* To be done: Pictures don't belong in the copy; print all the records exactly.
══════════════════════════════
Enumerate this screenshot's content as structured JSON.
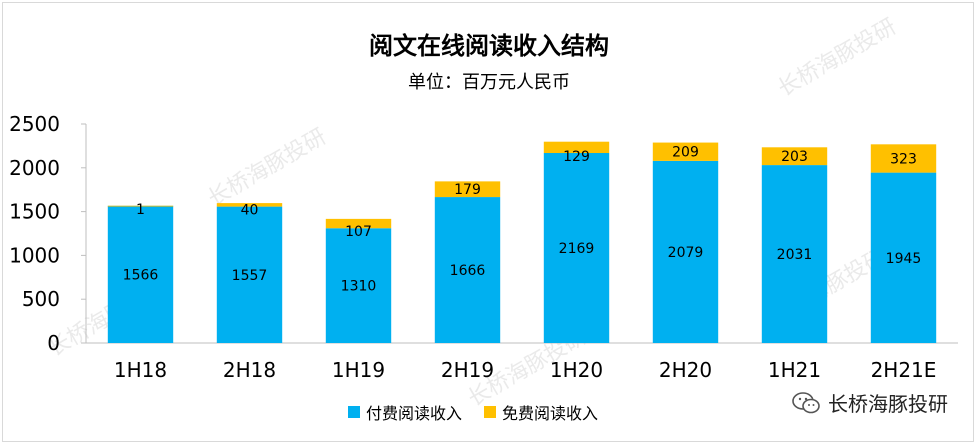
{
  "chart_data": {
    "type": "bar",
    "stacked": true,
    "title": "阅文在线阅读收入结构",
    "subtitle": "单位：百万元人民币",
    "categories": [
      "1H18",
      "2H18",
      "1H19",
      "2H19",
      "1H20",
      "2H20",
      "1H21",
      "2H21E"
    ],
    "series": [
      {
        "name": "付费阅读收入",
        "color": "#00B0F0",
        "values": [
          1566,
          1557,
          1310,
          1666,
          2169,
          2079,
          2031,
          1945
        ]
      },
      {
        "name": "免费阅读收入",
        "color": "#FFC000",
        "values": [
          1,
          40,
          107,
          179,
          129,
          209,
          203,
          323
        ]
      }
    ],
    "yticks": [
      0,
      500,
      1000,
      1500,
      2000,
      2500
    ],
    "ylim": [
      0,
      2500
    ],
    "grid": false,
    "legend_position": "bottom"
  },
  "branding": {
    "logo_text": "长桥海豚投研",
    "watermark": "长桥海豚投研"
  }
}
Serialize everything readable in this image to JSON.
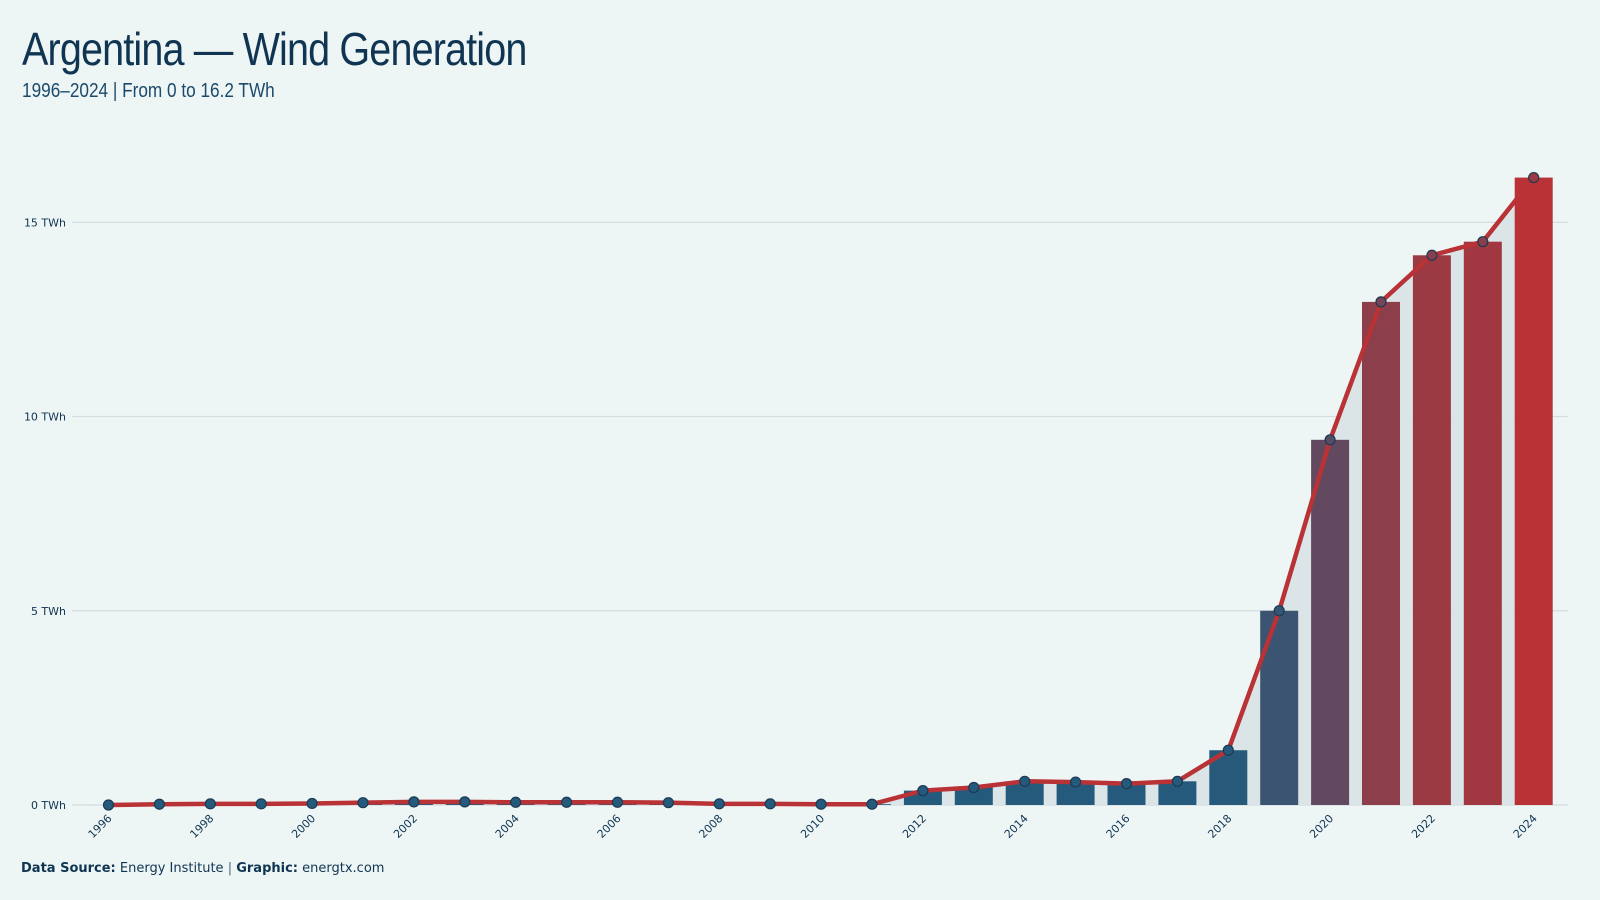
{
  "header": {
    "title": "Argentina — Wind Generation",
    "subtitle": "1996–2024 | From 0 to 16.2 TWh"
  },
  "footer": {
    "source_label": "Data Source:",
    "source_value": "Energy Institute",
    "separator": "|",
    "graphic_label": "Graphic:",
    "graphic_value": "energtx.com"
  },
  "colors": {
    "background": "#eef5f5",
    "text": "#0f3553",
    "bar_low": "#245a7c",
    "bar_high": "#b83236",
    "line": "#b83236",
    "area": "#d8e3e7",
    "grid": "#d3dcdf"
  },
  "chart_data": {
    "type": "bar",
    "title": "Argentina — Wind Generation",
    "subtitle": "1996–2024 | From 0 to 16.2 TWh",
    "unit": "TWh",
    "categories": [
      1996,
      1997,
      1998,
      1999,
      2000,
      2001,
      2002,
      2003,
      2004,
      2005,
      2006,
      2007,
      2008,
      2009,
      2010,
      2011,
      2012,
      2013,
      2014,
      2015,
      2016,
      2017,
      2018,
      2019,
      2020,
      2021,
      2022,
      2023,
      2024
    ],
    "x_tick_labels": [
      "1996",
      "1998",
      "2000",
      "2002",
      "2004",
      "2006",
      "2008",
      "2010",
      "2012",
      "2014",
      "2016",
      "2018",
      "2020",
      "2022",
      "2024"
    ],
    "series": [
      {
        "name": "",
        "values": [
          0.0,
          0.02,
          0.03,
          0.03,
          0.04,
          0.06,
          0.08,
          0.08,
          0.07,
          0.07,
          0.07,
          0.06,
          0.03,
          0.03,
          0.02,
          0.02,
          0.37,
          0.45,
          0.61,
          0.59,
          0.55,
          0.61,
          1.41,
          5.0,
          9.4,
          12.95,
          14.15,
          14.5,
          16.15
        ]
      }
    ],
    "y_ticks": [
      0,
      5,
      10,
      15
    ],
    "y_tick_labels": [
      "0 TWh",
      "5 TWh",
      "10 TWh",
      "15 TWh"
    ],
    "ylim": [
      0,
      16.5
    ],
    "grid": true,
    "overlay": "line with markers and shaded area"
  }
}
══════════════════════════════
* Solution for this exercise:
Enumerate this screenshot's content as structured JSON.
{
  "chart_data": {
    "type": "bar",
    "stacked": true,
    "title": "阅文在线阅读收入结构",
    "subtitle": "单位：百万元人民币",
    "categories": [
      "1H18",
      "2H18",
      "1H19",
      "2H19",
      "1H20",
      "2H20",
      "1H21",
      "2H21E"
    ],
    "series": [
      {
        "name": "付费阅读收入",
        "color": "#00B0F0",
        "values": [
          1566,
          1557,
          1310,
          1666,
          2169,
          2079,
          2031,
          1945
        ]
      },
      {
        "name": "免费阅读收入",
        "color": "#FFC000",
        "values": [
          1,
          40,
          107,
          179,
          129,
          209,
          203,
          323
        ]
      }
    ],
    "yticks": [
      0,
      500,
      1000,
      1500,
      2000,
      2500
    ],
    "ylim": [
      0,
      2500
    ],
    "grid": false,
    "legend_position": "bottom"
  },
  "branding": {
    "logo_text": "长桥海豚投研",
    "watermark": "长桥海豚投研"
  }
}
Serialize everything readable in this image to JSON.
{
  "header": {
    "title": "Argentina — Wind Generation",
    "subtitle": "1996–2024 | From 0 to 16.2 TWh"
  },
  "footer": {
    "source_label": "Data Source:",
    "source_value": "Energy Institute",
    "separator": "|",
    "graphic_label": "Graphic:",
    "graphic_value": "energtx.com"
  },
  "colors": {
    "background": "#eef5f5",
    "text": "#0f3553",
    "bar_low": "#245a7c",
    "bar_high": "#b83236",
    "line": "#b83236",
    "area": "#d8e3e7",
    "grid": "#d3dcdf"
  },
  "chart_data": {
    "type": "bar",
    "title": "Argentina — Wind Generation",
    "subtitle": "1996–2024 | From 0 to 16.2 TWh",
    "unit": "TWh",
    "categories": [
      1996,
      1997,
      1998,
      1999,
      2000,
      2001,
      2002,
      2003,
      2004,
      2005,
      2006,
      2007,
      2008,
      2009,
      2010,
      2011,
      2012,
      2013,
      2014,
      2015,
      2016,
      2017,
      2018,
      2019,
      2020,
      2021,
      2022,
      2023,
      2024
    ],
    "x_tick_labels": [
      "1996",
      "1998",
      "2000",
      "2002",
      "2004",
      "2006",
      "2008",
      "2010",
      "2012",
      "2014",
      "2016",
      "2018",
      "2020",
      "2022",
      "2024"
    ],
    "series": [
      {
        "name": "",
        "values": [
          0.0,
          0.02,
          0.03,
          0.03,
          0.04,
          0.06,
          0.08,
          0.08,
          0.07,
          0.07,
          0.07,
          0.06,
          0.03,
          0.03,
          0.02,
          0.02,
          0.37,
          0.45,
          0.61,
          0.59,
          0.55,
          0.61,
          1.41,
          5.0,
          9.4,
          12.95,
          14.15,
          14.5,
          16.15
        ]
      }
    ],
    "y_ticks": [
      0,
      5,
      10,
      15
    ],
    "y_tick_labels": [
      "0 TWh",
      "5 TWh",
      "10 TWh",
      "15 TWh"
    ],
    "ylim": [
      0,
      16.5
    ],
    "grid": true,
    "overlay": "line with markers and shaded area"
  }
}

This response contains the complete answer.